DATASET RECORDS>
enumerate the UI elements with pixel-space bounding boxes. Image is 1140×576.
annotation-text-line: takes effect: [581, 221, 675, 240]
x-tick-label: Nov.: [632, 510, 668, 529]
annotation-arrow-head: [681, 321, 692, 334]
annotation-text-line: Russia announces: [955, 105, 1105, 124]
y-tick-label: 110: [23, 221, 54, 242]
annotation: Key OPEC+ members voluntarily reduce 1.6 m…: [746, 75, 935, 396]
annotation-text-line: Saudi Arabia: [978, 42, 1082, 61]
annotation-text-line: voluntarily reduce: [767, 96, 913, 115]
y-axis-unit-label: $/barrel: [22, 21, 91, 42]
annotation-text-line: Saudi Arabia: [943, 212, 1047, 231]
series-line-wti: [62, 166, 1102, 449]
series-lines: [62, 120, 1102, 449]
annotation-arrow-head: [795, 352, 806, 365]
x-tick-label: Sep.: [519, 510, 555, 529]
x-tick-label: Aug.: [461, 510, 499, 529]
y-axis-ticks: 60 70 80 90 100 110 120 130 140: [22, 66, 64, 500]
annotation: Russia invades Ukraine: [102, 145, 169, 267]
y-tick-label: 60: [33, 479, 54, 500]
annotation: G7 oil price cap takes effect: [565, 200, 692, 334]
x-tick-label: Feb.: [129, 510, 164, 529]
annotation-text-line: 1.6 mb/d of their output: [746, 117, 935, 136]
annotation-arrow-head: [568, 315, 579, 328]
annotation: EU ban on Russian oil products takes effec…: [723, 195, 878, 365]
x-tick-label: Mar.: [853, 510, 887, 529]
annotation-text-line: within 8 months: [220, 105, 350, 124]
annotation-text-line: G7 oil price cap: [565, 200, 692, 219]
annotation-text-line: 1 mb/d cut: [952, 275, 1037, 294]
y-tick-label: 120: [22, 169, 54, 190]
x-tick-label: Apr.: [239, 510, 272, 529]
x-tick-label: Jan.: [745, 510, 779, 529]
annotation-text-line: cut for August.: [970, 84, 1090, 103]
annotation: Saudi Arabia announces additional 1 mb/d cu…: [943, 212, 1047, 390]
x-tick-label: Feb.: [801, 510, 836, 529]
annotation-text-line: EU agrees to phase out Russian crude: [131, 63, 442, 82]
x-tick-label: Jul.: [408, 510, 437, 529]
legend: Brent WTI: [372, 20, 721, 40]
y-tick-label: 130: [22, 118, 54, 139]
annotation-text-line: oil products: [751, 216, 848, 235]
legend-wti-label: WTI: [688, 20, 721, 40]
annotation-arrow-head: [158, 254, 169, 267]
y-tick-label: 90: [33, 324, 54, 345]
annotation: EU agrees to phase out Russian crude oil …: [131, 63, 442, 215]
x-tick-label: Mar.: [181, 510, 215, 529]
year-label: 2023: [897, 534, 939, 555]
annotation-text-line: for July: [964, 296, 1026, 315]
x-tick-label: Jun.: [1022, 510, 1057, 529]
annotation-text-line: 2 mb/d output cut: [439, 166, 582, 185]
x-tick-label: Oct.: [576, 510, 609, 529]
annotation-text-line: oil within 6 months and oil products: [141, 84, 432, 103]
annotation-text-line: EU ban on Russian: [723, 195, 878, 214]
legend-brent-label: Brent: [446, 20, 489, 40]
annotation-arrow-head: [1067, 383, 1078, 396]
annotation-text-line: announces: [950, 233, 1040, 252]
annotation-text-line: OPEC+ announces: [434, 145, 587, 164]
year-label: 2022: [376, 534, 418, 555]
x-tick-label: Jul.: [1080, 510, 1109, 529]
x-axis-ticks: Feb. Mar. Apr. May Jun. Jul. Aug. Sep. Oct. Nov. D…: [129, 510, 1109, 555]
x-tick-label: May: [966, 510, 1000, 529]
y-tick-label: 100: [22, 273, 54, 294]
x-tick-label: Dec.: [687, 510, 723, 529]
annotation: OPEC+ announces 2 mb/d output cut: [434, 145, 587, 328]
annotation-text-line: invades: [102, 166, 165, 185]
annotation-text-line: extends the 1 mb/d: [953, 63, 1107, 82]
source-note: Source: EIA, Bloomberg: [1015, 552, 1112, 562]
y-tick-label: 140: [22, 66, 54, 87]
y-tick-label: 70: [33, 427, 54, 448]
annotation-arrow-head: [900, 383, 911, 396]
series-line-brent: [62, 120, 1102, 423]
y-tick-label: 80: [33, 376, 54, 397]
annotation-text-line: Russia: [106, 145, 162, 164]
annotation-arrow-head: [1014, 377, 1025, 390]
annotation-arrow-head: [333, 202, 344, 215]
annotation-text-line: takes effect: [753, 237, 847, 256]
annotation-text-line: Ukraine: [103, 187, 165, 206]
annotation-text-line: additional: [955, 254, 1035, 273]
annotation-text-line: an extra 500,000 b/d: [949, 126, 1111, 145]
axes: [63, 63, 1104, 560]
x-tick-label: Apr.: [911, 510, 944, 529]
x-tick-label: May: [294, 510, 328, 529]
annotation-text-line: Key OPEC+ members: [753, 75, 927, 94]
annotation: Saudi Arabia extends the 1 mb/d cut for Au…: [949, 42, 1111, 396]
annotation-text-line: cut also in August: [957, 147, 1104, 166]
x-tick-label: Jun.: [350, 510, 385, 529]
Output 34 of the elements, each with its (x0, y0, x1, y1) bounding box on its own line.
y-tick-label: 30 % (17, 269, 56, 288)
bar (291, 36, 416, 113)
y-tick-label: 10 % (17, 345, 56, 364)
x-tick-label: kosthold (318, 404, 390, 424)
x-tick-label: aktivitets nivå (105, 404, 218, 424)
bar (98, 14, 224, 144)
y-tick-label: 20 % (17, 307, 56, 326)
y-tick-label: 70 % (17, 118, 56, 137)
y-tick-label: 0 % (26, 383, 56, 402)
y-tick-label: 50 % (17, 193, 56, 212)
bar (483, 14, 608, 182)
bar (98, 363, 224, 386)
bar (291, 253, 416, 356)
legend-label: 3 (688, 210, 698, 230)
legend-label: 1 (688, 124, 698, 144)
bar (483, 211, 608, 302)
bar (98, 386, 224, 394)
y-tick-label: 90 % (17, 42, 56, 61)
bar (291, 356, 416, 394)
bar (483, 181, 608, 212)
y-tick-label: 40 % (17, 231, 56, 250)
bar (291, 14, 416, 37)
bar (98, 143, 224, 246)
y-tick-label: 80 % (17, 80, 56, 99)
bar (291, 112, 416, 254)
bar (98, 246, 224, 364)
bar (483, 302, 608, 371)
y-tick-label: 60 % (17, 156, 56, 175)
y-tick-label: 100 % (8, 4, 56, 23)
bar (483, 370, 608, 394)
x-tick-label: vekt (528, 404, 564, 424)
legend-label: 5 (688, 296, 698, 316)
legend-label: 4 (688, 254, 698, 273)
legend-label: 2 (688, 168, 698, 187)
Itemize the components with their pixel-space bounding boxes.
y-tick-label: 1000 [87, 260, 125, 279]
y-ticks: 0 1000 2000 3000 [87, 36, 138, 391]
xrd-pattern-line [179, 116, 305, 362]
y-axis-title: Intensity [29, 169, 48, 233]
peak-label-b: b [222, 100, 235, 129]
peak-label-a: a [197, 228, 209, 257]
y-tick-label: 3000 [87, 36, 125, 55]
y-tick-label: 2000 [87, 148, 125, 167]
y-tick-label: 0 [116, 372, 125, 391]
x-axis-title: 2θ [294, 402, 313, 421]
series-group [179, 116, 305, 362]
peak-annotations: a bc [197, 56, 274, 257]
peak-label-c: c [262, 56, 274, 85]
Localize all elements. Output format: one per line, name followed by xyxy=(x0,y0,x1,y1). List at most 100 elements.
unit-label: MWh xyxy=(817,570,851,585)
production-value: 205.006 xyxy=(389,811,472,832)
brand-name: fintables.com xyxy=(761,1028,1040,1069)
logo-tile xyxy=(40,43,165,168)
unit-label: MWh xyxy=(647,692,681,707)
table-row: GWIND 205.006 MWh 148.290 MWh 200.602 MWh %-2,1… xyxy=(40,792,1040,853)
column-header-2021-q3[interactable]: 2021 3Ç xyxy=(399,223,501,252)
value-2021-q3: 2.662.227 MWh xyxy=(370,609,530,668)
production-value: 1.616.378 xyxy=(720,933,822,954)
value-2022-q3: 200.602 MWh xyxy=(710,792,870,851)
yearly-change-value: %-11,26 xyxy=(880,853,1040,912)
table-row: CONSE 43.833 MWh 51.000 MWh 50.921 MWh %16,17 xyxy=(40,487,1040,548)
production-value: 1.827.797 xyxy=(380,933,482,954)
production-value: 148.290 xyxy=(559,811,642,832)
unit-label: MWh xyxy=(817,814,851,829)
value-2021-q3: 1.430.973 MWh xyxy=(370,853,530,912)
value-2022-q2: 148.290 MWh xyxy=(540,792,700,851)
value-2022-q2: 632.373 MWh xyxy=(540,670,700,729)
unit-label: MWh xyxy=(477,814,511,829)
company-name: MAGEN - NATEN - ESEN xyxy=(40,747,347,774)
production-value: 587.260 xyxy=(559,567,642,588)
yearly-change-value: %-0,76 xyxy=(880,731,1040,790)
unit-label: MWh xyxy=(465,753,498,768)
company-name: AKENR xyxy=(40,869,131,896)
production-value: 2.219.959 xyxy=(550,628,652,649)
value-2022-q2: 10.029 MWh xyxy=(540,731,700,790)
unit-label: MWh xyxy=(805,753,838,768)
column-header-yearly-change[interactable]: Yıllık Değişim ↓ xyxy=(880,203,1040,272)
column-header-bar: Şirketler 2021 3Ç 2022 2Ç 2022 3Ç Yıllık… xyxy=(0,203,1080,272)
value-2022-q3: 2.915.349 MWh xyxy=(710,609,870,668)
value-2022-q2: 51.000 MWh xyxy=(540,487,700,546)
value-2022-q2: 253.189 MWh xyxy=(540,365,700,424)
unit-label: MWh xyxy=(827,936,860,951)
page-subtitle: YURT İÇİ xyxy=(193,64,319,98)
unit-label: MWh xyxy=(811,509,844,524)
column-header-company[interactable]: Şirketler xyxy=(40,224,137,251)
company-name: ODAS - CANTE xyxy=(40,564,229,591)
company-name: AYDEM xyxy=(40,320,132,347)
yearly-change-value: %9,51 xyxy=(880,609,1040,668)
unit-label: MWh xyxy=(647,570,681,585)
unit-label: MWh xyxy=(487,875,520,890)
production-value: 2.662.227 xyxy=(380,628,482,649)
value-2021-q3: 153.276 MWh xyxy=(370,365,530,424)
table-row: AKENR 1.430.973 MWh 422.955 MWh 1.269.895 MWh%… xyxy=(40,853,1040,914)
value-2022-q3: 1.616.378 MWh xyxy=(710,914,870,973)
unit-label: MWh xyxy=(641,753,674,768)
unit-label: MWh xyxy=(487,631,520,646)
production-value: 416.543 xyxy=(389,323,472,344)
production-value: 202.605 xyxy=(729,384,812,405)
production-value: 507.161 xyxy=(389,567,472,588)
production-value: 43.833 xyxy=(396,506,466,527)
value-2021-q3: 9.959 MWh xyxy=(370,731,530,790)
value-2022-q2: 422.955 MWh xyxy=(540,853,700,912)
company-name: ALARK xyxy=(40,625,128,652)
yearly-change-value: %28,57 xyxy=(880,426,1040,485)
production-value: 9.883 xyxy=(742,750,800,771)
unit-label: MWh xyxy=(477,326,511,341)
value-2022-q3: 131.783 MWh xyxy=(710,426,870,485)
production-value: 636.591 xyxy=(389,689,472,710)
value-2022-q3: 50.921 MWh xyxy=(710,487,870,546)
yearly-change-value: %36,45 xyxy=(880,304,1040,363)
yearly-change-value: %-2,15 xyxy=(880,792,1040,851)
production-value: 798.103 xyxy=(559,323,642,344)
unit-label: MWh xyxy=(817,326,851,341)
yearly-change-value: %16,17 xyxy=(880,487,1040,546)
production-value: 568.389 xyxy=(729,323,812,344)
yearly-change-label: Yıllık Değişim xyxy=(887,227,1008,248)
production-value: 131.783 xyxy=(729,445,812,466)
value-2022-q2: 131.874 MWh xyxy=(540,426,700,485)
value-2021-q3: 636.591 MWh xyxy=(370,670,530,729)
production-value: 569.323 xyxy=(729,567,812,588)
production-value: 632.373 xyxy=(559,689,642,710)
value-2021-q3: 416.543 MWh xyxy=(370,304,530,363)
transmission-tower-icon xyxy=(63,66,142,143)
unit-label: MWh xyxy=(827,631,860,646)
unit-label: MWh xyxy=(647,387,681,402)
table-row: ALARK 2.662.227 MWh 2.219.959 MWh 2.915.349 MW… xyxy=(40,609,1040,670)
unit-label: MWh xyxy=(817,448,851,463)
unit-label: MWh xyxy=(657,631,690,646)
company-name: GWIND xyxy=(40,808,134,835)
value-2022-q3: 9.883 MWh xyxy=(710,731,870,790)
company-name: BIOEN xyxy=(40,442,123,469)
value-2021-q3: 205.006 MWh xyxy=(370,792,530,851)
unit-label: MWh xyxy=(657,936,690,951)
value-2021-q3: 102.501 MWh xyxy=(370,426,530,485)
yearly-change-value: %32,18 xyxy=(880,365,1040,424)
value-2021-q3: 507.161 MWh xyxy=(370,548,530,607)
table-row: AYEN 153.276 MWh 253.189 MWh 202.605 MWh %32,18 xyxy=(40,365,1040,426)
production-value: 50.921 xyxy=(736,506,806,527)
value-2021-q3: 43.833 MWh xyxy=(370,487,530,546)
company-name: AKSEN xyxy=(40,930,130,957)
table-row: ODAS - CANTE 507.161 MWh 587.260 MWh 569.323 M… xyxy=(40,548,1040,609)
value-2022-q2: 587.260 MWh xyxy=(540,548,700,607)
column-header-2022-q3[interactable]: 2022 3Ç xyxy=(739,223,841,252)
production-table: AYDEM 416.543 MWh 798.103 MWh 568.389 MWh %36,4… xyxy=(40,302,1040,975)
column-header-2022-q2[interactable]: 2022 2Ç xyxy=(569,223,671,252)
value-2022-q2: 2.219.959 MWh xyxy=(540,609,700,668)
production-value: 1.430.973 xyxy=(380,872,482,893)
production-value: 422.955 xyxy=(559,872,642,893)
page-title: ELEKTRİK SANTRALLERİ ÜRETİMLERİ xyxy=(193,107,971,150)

TASK TO COMPLETE> Reproduce the data from its first line through the line with "annotation-text-line: Russia announces: [955, 105, 1105, 124]", swapping "annotation-text-line" for "text-line" and leaving everything else untouched.

RESPONSE TO THIS EXERCISE>
enumerate the UI elements with pixel-space bounding boxes. Image is 1140×576.
text-line: takes effect: [581, 221, 675, 240]
x-tick-label: Nov.: [632, 510, 668, 529]
annotation-arrow-head: [681, 321, 692, 334]
text-line: Russia announces: [955, 105, 1105, 124]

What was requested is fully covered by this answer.